→ Extract
** begin **

While we wish we could share some good cheer to greet the New Year, when looking back at 2015’s top stories, that is somewhat difficult to do since so much violence and disturbing news dominated the national and local headlines.  

One of the top stories was the remarkable statistic that up until December 17, 2015, there have been more mass shootings in this country than number of days passed in the year.

According to one major national publication, Vox, there were “more days with a mass shooting than days without a mass shooting”. According to the same publication, 457 people have died from 353 mass shootings in this country in 2015 so far.

And in the face of all of this, gun sales soar higher and higher with each passing shooting event. And Republicans in Congress, including our own District 19 Congressman Neugebauer just sit and do nothing, but continue to serve the interests of the National Rifle Association.

And there are still a few days left in the year, so who knows what could happen still?

Other headlines dealt with presidential politics, in particular Donald Trump, whose campaign rhetoric includes demeaning insults, name calling and threats against immigrants. Sadly, the majority of Republican candidates have managed to create even more divisions and factions within the country .

It is believed that the mass shooting which occurred in San Bernardino, California was motivated by ISIS, which by its simplest definition is a militant terrorist group which uses the religion of Islam as a basis for waging terrorist acts in Syria, Iraq, the Middle East and Europe.

** end **

→ Data segment
** begin **

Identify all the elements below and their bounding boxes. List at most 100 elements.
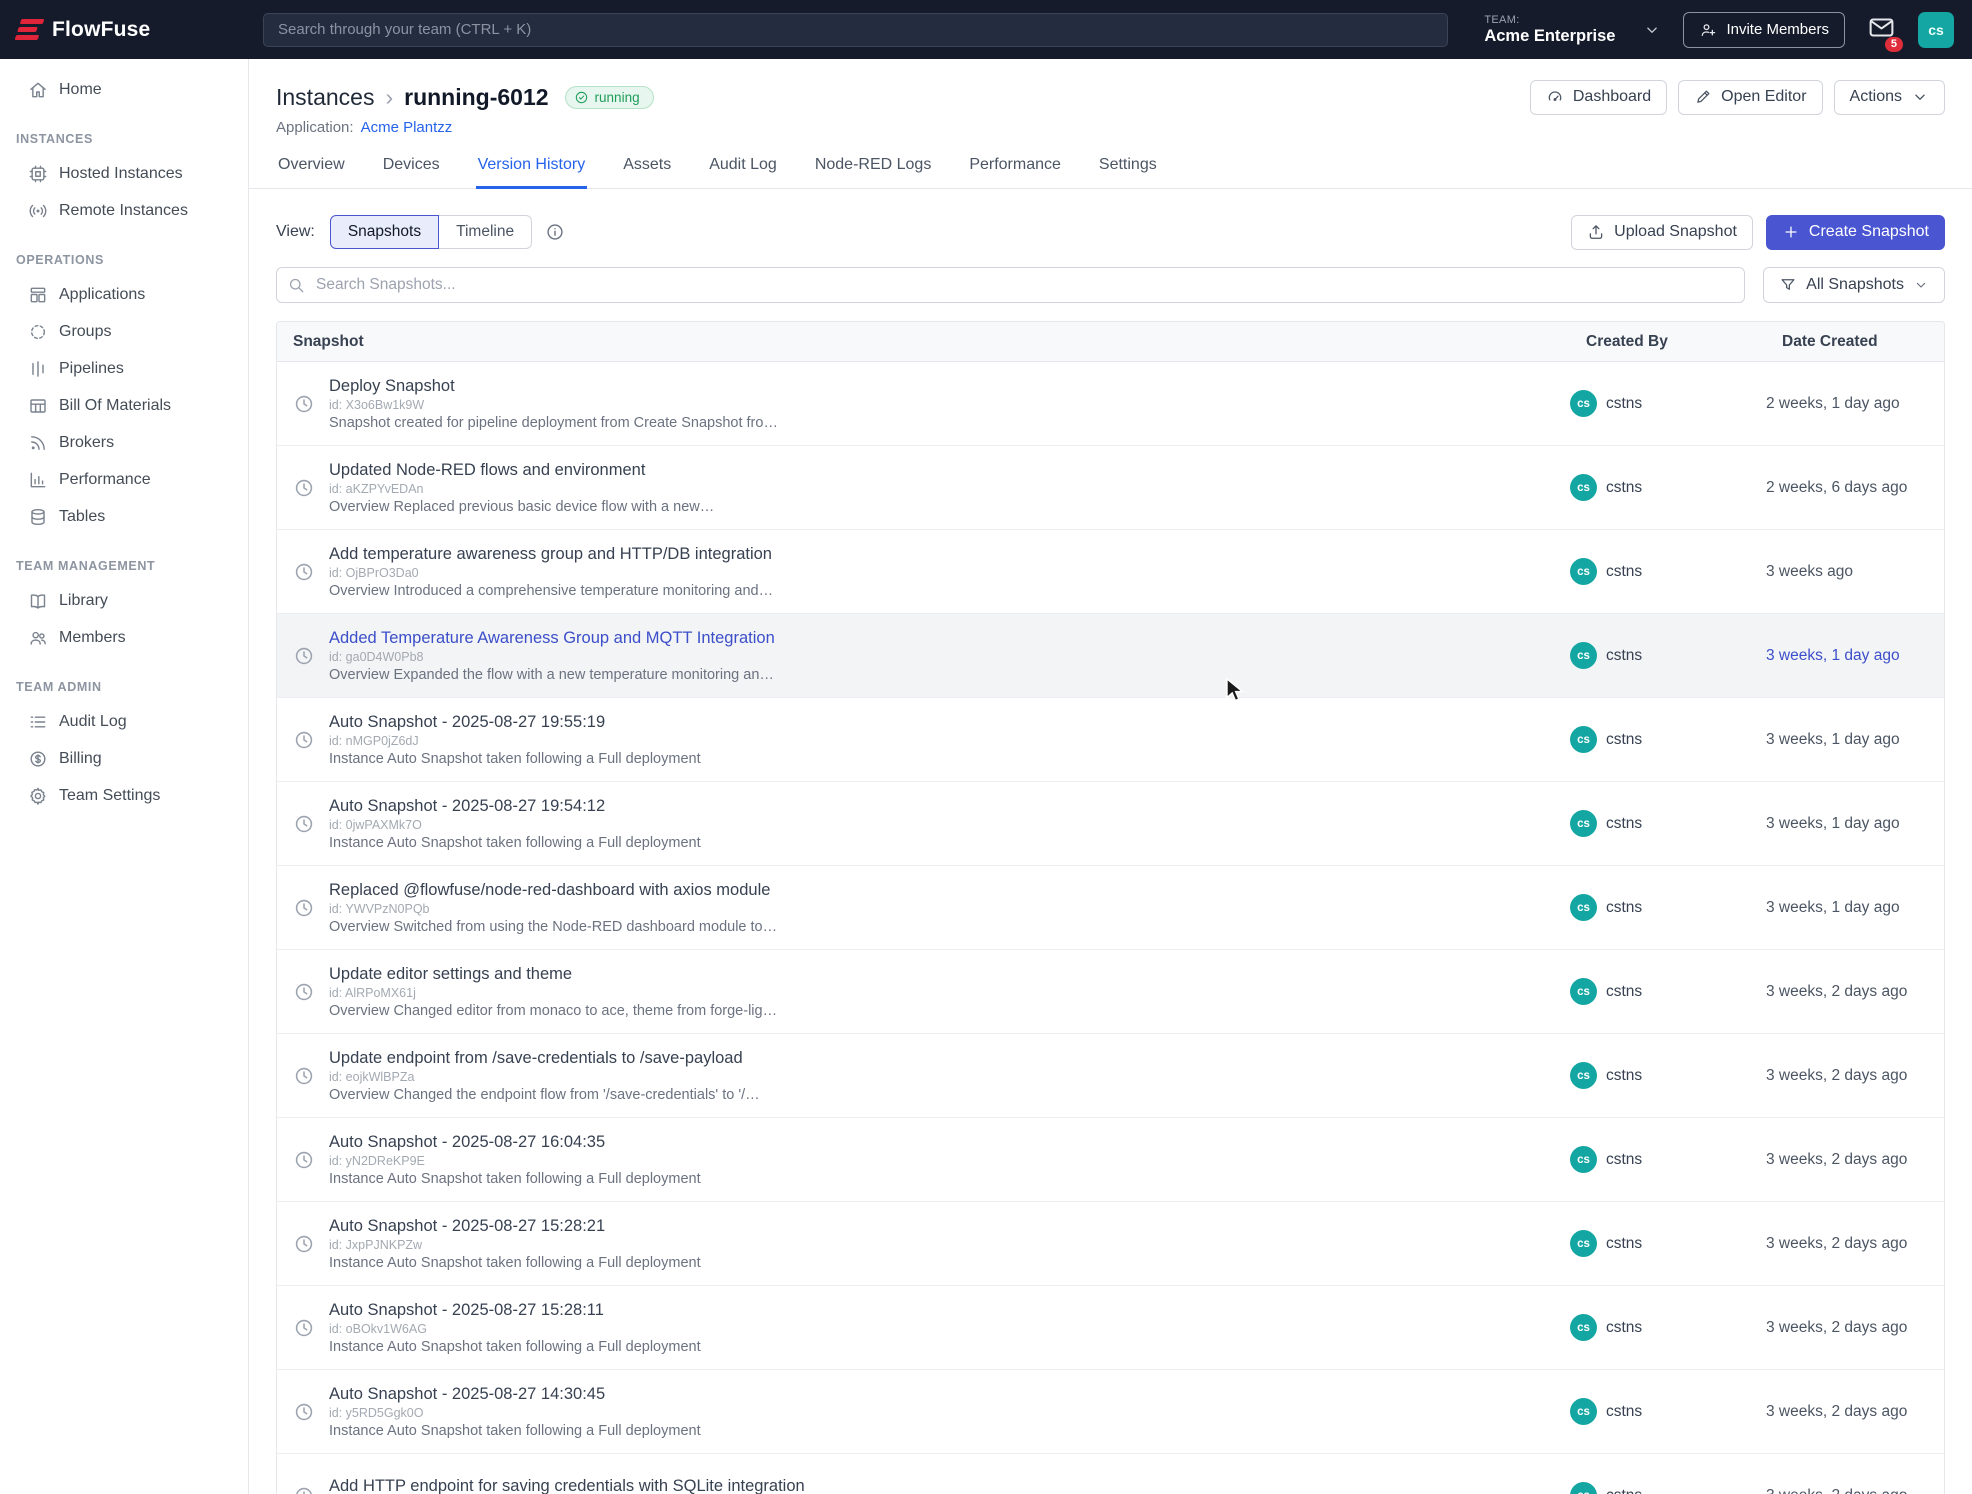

** end **

→ Requests
a - Using the 2015 year-in-review piece, not the listing, decide whether each statement agrees with it: (i) Vox reported 457 deaths from 353 mass shootings in 2015 up to that point; (ii) gun sales dropped after each shooting event; (iii) the San Bernardino shooting is believed to have been motivated by ISIS. Answer yes or no for each and quote the words from the piece that decide it.
b - Write the next part of the 2015 year-in-review piece, starting after its final sentence about ISIS.

→ Answers to the problems
a -
(i) Yes: "457 people have died from 353 mass shootings in this country in 2015 so far."
(ii) No: "gun sales soar higher and higher with each passing shooting event."
(iii) Yes: "It is believed that the mass shooting which occurred in San Bernardino, California was motivated by ISIS."

b -
A sad example are the Paris attacks which killed 130 innocent people.   

But now, the terrorists have come closer to home, and as one British broadcaster from the BBC said in his newscast the morning after the San Bernardino shootings, “Just another day in the United States of America. Another day of gunfire, panic and fear.”

And that is how life feels sometimes for many people in America.

People involved in the Black Lives Matter movement, young black men, talk about the fear of not living beyond their 30’s. Afraid that they will be shot by police.

While a record number of immigrants have been deported during the Obama administration, as the year comes to a close, thousands are still being held in immigration detention centers, where they languish scared, wondering what is going to happen to them in 2016.

Syrian refugees have to take a leap of faith and leave their homeland, which often turns into a leap of death, as they travel by inadequate water vessels in the Aegean Sea to try and save themselves from the bombs and mass killings in Syria.

In this country, the welcome mat has been pulled inside and the door closed shut to those Syrians trying to find refuge at the inn. Our own Texas Governor, Greg Abbott, has proclaimed that Syrian refugees are not welcome in this state.

In doing so, Abbott has essentially managed to wipe out the Texas’ state motto, which is “Friendly”, by his self serving acts since assuming the governorship in January 2015.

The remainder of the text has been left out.